# Goal
Reproduce each line from the records that holds "compensation".

# Working data

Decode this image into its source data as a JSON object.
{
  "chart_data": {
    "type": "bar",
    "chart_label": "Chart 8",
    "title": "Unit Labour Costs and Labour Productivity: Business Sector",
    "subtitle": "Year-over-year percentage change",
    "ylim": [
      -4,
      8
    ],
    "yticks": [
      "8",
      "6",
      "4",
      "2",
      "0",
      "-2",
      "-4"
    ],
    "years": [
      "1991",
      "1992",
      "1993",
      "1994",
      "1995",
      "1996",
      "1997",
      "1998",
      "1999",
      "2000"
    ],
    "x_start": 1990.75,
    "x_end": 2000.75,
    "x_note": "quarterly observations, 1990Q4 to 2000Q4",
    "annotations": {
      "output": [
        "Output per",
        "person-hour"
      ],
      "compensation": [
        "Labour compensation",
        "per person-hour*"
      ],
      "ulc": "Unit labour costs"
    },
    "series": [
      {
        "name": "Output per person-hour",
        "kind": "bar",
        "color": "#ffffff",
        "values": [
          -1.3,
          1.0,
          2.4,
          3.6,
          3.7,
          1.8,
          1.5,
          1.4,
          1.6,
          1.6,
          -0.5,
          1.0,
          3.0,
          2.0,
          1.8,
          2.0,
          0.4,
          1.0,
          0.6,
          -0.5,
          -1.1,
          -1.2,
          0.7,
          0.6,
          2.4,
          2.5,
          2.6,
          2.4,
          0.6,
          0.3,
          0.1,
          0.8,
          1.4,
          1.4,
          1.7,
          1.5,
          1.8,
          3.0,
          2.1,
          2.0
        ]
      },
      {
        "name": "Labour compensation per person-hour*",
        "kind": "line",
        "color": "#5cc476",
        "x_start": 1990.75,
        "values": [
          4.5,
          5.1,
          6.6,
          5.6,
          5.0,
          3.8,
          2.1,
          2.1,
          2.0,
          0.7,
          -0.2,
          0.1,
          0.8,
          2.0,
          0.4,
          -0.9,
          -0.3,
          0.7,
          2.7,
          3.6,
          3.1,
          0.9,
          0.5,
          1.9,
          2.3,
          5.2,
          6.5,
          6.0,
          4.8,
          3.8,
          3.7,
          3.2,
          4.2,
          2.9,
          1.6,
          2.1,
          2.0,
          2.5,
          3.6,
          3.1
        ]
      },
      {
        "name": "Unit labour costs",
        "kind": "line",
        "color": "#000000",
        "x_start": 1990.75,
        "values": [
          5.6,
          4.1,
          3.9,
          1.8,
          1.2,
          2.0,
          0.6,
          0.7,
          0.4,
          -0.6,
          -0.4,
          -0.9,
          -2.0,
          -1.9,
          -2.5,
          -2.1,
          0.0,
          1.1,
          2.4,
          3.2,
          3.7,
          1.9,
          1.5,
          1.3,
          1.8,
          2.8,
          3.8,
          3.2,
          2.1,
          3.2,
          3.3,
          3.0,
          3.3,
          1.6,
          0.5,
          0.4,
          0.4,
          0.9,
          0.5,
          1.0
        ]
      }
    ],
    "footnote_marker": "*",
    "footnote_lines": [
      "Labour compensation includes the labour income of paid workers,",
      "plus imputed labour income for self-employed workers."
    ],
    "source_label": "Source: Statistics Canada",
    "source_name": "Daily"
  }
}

# Solution to this exercise
      "compensation": [
        "Labour compensation",
        "name": "Labour compensation per person-hour*",
      "Labour compensation includes the labour income of paid workers,",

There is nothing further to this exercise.